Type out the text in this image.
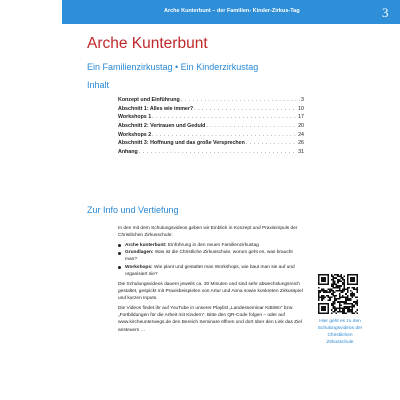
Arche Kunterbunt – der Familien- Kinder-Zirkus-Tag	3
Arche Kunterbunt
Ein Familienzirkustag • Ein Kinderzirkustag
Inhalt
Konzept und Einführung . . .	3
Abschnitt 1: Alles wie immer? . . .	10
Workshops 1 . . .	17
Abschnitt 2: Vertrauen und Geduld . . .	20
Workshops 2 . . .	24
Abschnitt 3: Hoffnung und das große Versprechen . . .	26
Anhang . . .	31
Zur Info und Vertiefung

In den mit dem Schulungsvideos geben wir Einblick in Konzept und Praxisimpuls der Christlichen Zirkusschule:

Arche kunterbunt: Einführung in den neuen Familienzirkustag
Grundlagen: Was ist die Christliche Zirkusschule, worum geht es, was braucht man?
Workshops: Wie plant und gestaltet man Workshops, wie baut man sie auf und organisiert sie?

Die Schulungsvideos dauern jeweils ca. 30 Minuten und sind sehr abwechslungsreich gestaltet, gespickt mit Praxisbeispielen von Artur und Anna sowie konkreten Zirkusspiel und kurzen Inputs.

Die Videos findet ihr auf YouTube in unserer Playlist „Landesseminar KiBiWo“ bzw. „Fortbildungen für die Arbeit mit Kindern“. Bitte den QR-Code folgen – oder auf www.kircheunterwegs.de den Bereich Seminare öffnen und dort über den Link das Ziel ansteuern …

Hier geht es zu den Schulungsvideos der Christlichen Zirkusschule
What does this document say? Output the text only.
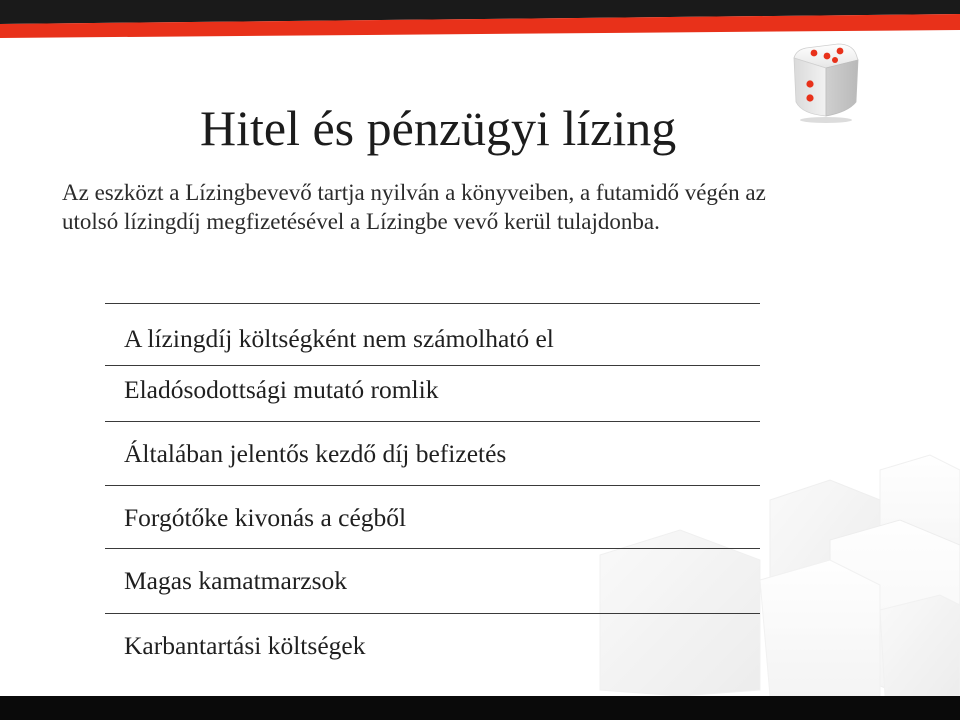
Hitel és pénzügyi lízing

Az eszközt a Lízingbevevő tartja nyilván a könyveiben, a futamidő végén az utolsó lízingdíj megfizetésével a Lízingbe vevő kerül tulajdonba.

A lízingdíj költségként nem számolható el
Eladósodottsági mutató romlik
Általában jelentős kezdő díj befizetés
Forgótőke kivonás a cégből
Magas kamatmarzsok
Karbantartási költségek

▸ **Instructions to follow**
Leave the pictures out, and reproduce only the lines from the line holding "What does this" through the last line of the material, both included.

▸ **Exercise result**
What does this document say? Output the text only.
Hitel és pénzügyi lízing

Az eszközt a Lízingbevevő tartja nyilván a könyveiben, a futamidő végén az utolsó lízingdíj megfizetésével a Lízingbe vevő kerül tulajdonba.

A lízingdíj költségként nem számolható el
Eladósodottsági mutató romlik
Általában jelentős kezdő díj befizetés
Forgótőke kivonás a cégből
Magas kamatmarzsok
Karbantartási költségek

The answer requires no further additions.